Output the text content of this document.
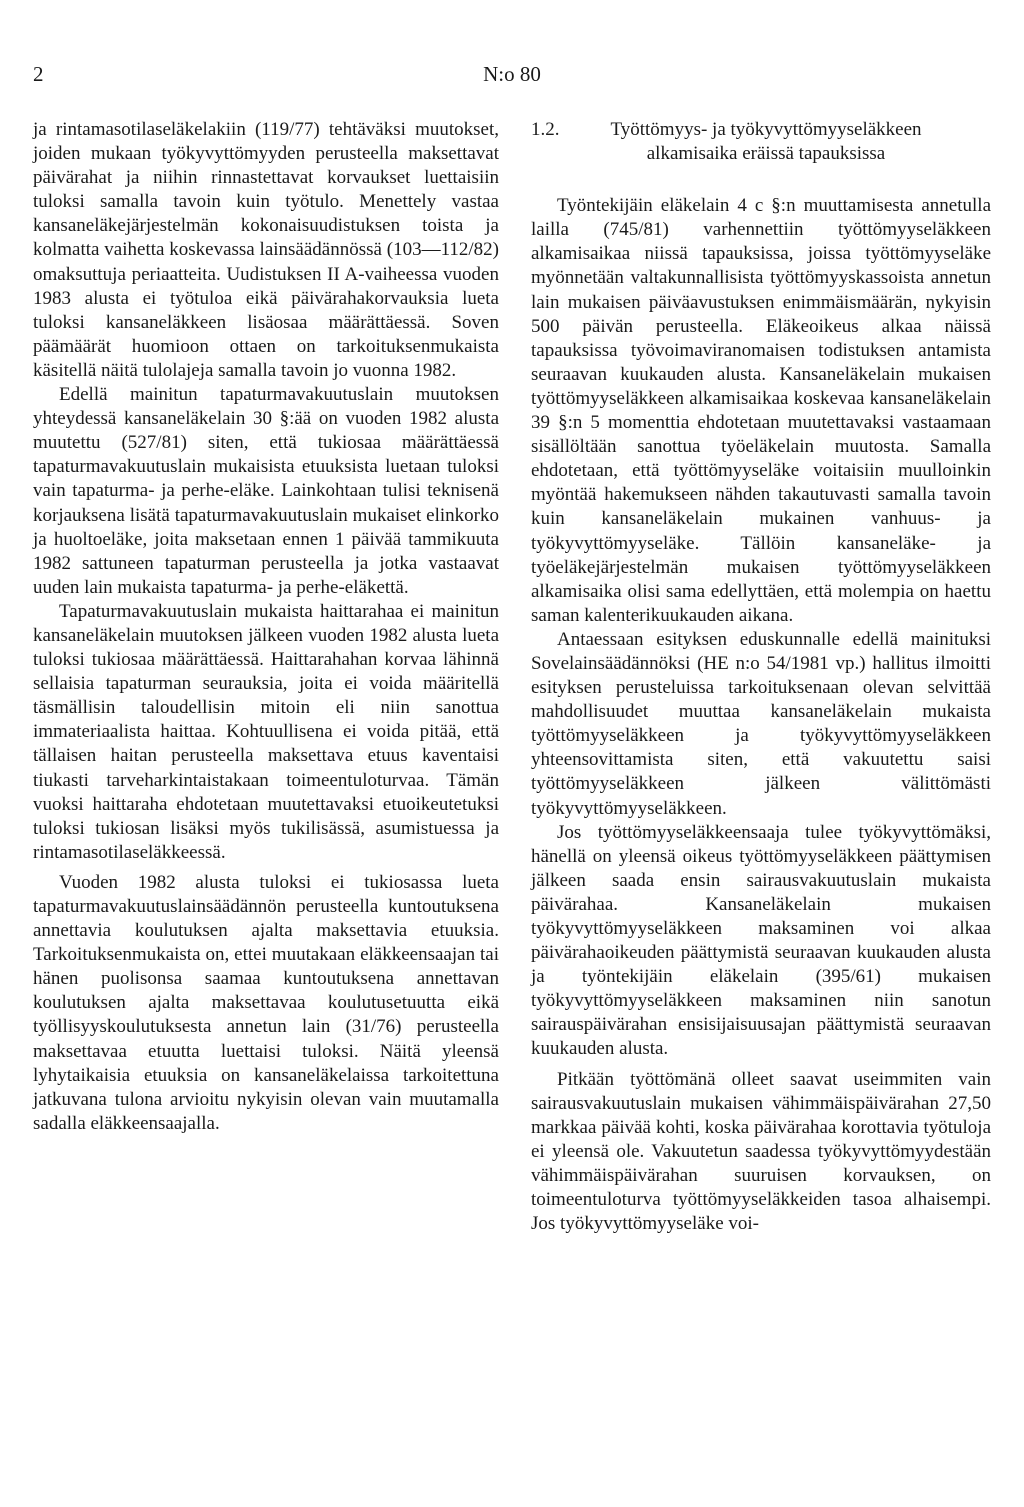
2	N:o 80

ja rintamasotilaseläkelakiin (119/77) tehtäväksi muutokset, joiden mukaan työkyvyttömyyden perusteella maksettavat päivärahat ja niihin rinnastettavat korvaukset luettaisiin tuloksi samalla tavoin kuin työtulo. Menettely vastaa kansaneläkejärjestelmän kokonaisuudistuksen toista ja kolmatta vaihetta koskevassa lainsäädännössä (103—112/82) omaksuttuja periaatteita. Uudistuksen II A-vaiheessa vuoden 1983 alusta ei työtuloa eikä päivärahakorvauksia lueta tuloksi kansaneläkkeen lisäosaa määrättäessä. Soven päämäärät huomioon ottaen on tarkoituksenmukaista käsitellä näitä tulolajeja samalla tavoin jo vuonna 1982.

Edellä mainitun tapaturmavakuutuslain muutoksen yhteydessä kansaneläkelain 30 §:ää on vuoden 1982 alusta muutettu (527/81) siten, että tukiosaa määrättäessä tapaturmavakuutuslain mukaisista etuuksista luetaan tuloksi vain tapaturma- ja perhe-eläke. Lainkohtaan tulisi teknisenä korjauksena lisätä tapaturmavakuutuslain mukaiset elinkorko ja huoltoeläke, joita maksetaan ennen 1 päivää tammikuuta 1982 sattuneen tapaturman perusteella ja jotka vastaavat uuden lain mukaista tapaturma- ja perhe-eläkettä.

Tapaturmavakuutuslain mukaista haittarahaa ei mainitun kansaneläkelain muutoksen jälkeen vuoden 1982 alusta lueta tuloksi tukiosaa määrättäessä. Haittarahahan korvaa lähinnä sellaisia tapaturman seurauksia, joita ei voida määritellä täsmällisin taloudellisin mitoin eli niin sanottua immateriaalista haittaa. Kohtuullisena ei voida pitää, että tällaisen haitan perusteella maksettava etuus kaventaisi tiukasti tarveharkintaistakaan toimeentuloturvaa. Tämän vuoksi haittaraha ehdotetaan muutettavaksi etuoikeutetuksi tuloksi tukiosan lisäksi myös tukilisässä, asumistuessa ja rintamasotilaseläkkeessä.

Vuoden 1982 alusta tuloksi ei tukiosassa lueta tapaturmavakuutuslainsäädännön perusteella kuntoutuksena annettavia koulutuksen ajalta maksettavia etuuksia. Tarkoituksenmukaista on, ettei muutakaan eläkkeensaajan tai hänen puolisonsa saamaa kuntoutuksena annettavan koulutuksen ajalta maksettavaa koulutusetuutta eikä työllisyyskoulutuksesta annetun lain (31/76) perusteella maksettavaa etuutta luettaisi tuloksi. Näitä yleensä lyhytaikaisia etuuksia on kansaneläkelaissa tarkoitettuna jatkuvana tulona arvioitu nykyisin olevan vain muutamalla sadalla eläkkeensaajalla.

1.2.	Työttömyys- ja työkyvyttömyyseläkkeen alkamisaika eräissä tapauksissa

Työntekijäin eläkelain 4 c §:n muuttamisesta annetulla lailla (745/81) varhennettiin työttömyyseläkkeen alkamisaikaa niissä tapauksissa, joissa työttömyyseläke myönnetään valtakunnallisista työttömyyskassoista annetun lain mukaisen päiväavustuksen enimmäismäärän, nykyisin 500 päivän perusteella. Eläkeoikeus alkaa näissä tapauksissa työvoimaviranomaisen todistuksen antamista seuraavan kuukauden alusta. Kansaneläkelain mukaisen työttömyyseläkkeen alkamisaikaa koskevaa kansaneläkelain 39 §:n 5 momenttia ehdotetaan muutettavaksi vastaamaan sisällöltään sanottua työeläkelain muutosta. Samalla ehdotetaan, että työttömyyseläke voitaisiin muulloinkin myöntää hakemukseen nähden takautuvasti samalla tavoin kuin kansaneläkelain mukainen vanhuus- ja työkyvyttömyyseläke. Tällöin kansaneläke- ja työeläkejärjestelmän mukaisen työttömyyseläkkeen alkamisaika olisi sama edellyttäen, että molempia on haettu saman kalenterikuukauden aikana.

Antaessaan esityksen eduskunnalle edellä mainituksi Sovelainsäädännöksi (HE n:o 54/1981 vp.) hallitus ilmoitti esityksen perusteluissa tarkoituksenaan olevan selvittää mahdollisuudet muuttaa kansaneläkelain mukaista työttömyyseläkkeen ja työkyvyttömyyseläkkeen yhteensovittamista siten, että vakuutettu saisi työttömyyseläkkeen jälkeen välittömästi työkyvyttömyyseläkkeen.

Jos työttömyyseläkkeensaaja tulee työkyvyttömäksi, hänellä on yleensä oikeus työttömyyseläkkeen päättymisen jälkeen saada ensin sairausvakuutuslain mukaista päivärahaa. Kansaneläkelain mukaisen työkyvyttömyyseläkkeen maksaminen voi alkaa päivärahaoikeuden päättymistä seuraavan kuukauden alusta ja työntekijäin eläkelain (395/61) mukaisen työkyvyttömyyseläkkeen maksaminen niin sanotun sairauspäivärahan ensisijaisuusajan päättymistä seuraavan kuukauden alusta.

Pitkään työttömänä olleet saavat useimmiten vain sairausvakuutuslain mukaisen vähimmäispäivärahan 27,50 markkaa päivää kohti, koska päivärahaa korottavia työtuloja ei yleensä ole. Vakuutetun saadessa työkyvyttömyydestään vähimmäispäivärahan suuruisen korvauksen, on toimeentuloturva työttömyyseläkkeiden tasoa alhaisempi. Jos työkyvyttömyyseläke voi-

══════

Each entry shown above must be quoted exactly, with its pictures left out.

Output the text content of this document.
2	N:o 80

ja rintamasotilaseläkelakiin (119/77) tehtäväksi muutokset, joiden mukaan työkyvyttömyyden perusteella maksettavat päivärahat ja niihin rinnastettavat korvaukset luettaisiin tuloksi samalla tavoin kuin työtulo. Menettely vastaa kansaneläkejärjestelmän kokonaisuudistuksen toista ja kolmatta vaihetta koskevassa lainsäädännössä (103—112/82) omaksuttuja periaatteita. Uudistuksen II A-vaiheessa vuoden 1983 alusta ei työtuloa eikä päivärahakorvauksia lueta tuloksi kansaneläkkeen lisäosaa määrättäessä. Soven päämäärät huomioon ottaen on tarkoituksenmukaista käsitellä näitä tulolajeja samalla tavoin jo vuonna 1982.

Edellä mainitun tapaturmavakuutuslain muutoksen yhteydessä kansaneläkelain 30 §:ää on vuoden 1982 alusta muutettu (527/81) siten, että tukiosaa määrättäessä tapaturmavakuutuslain mukaisista etuuksista luetaan tuloksi vain tapaturma- ja perhe-eläke. Lainkohtaan tulisi teknisenä korjauksena lisätä tapaturmavakuutuslain mukaiset elinkorko ja huoltoeläke, joita maksetaan ennen 1 päivää tammikuuta 1982 sattuneen tapaturman perusteella ja jotka vastaavat uuden lain mukaista tapaturma- ja perhe-eläkettä.

Tapaturmavakuutuslain mukaista haittarahaa ei mainitun kansaneläkelain muutoksen jälkeen vuoden 1982 alusta lueta tuloksi tukiosaa määrättäessä. Haittarahahan korvaa lähinnä sellaisia tapaturman seurauksia, joita ei voida määritellä täsmällisin taloudellisin mitoin eli niin sanottua immateriaalista haittaa. Kohtuullisena ei voida pitää, että tällaisen haitan perusteella maksettava etuus kaventaisi tiukasti tarveharkintaistakaan toimeentuloturvaa. Tämän vuoksi haittaraha ehdotetaan muutettavaksi etuoikeutetuksi tuloksi tukiosan lisäksi myös tukilisässä, asumistuessa ja rintamasotilaseläkkeessä.

Vuoden 1982 alusta tuloksi ei tukiosassa lueta tapaturmavakuutuslainsäädännön perusteella kuntoutuksena annettavia koulutuksen ajalta maksettavia etuuksia. Tarkoituksenmukaista on, ettei muutakaan eläkkeensaajan tai hänen puolisonsa saamaa kuntoutuksena annettavan koulutuksen ajalta maksettavaa koulutusetuutta eikä työllisyyskoulutuksesta annetun lain (31/76) perusteella maksettavaa etuutta luettaisi tuloksi. Näitä yleensä lyhytaikaisia etuuksia on kansaneläkelaissa tarkoitettuna jatkuvana tulona arvioitu nykyisin olevan vain muutamalla sadalla eläkkeensaajalla.

1.2.	Työttömyys- ja työkyvyttömyyseläkkeen alkamisaika eräissä tapauksissa

Työntekijäin eläkelain 4 c §:n muuttamisesta annetulla lailla (745/81) varhennettiin työttömyyseläkkeen alkamisaikaa niissä tapauksissa, joissa työttömyyseläke myönnetään valtakunnallisista työttömyyskassoista annetun lain mukaisen päiväavustuksen enimmäismäärän, nykyisin 500 päivän perusteella. Eläkeoikeus alkaa näissä tapauksissa työvoimaviranomaisen todistuksen antamista seuraavan kuukauden alusta. Kansaneläkelain mukaisen työttömyyseläkkeen alkamisaikaa koskevaa kansaneläkelain 39 §:n 5 momenttia ehdotetaan muutettavaksi vastaamaan sisällöltään sanottua työeläkelain muutosta. Samalla ehdotetaan, että työttömyyseläke voitaisiin muulloinkin myöntää hakemukseen nähden takautuvasti samalla tavoin kuin kansaneläkelain mukainen vanhuus- ja työkyvyttömyyseläke. Tällöin kansaneläke- ja työeläkejärjestelmän mukaisen työttömyyseläkkeen alkamisaika olisi sama edellyttäen, että molempia on haettu saman kalenterikuukauden aikana.

Antaessaan esityksen eduskunnalle edellä mainituksi Sovelainsäädännöksi (HE n:o 54/1981 vp.) hallitus ilmoitti esityksen perusteluissa tarkoituksenaan olevan selvittää mahdollisuudet muuttaa kansaneläkelain mukaista työttömyyseläkkeen ja työkyvyttömyyseläkkeen yhteensovittamista siten, että vakuutettu saisi työttömyyseläkkeen jälkeen välittömästi työkyvyttömyyseläkkeen.

Jos työttömyyseläkkeensaaja tulee työkyvyttömäksi, hänellä on yleensä oikeus työttömyyseläkkeen päättymisen jälkeen saada ensin sairausvakuutuslain mukaista päivärahaa. Kansaneläkelain mukaisen työkyvyttömyyseläkkeen maksaminen voi alkaa päivärahaoikeuden päättymistä seuraavan kuukauden alusta ja työntekijäin eläkelain (395/61) mukaisen työkyvyttömyyseläkkeen maksaminen niin sanotun sairauspäivärahan ensisijaisuusajan päättymistä seuraavan kuukauden alusta.

Pitkään työttömänä olleet saavat useimmiten vain sairausvakuutuslain mukaisen vähimmäispäivärahan 27,50 markkaa päivää kohti, koska päivärahaa korottavia työtuloja ei yleensä ole. Vakuutetun saadessa työkyvyttömyydestään vähimmäispäivärahan suuruisen korvauksen, on toimeentuloturva työttömyyseläkkeiden tasoa alhaisempi. Jos työkyvyttömyyseläke voi-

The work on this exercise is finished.